**What is being asked:**
Scan the material that follows. Copy every line containing the word "value".

**Records for the task:**
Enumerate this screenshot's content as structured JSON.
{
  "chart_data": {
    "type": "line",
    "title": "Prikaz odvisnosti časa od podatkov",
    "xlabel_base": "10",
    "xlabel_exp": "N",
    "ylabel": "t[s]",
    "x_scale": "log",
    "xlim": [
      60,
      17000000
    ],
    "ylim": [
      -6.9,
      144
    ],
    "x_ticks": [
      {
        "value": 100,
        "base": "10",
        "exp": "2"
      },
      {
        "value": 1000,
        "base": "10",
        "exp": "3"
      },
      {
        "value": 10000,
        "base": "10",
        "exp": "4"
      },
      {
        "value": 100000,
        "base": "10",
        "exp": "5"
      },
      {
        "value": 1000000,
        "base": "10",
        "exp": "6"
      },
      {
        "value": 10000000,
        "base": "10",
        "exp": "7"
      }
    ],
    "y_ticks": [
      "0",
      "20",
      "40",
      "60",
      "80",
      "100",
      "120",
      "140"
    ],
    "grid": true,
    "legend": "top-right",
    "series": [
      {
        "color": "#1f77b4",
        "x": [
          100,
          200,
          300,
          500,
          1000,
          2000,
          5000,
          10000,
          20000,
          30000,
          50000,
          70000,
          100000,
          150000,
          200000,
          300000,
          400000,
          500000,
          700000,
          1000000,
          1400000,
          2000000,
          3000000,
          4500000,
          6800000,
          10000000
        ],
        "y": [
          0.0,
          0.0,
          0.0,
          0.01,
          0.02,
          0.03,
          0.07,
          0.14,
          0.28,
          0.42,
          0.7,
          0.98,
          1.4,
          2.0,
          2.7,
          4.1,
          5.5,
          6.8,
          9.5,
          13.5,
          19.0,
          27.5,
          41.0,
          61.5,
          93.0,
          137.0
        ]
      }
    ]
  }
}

**Reply:**
        "value": 100,
        "value": 1000,
        "value": 10000,
        "value": 100000,
        "value": 1000000,
        "value": 10000000,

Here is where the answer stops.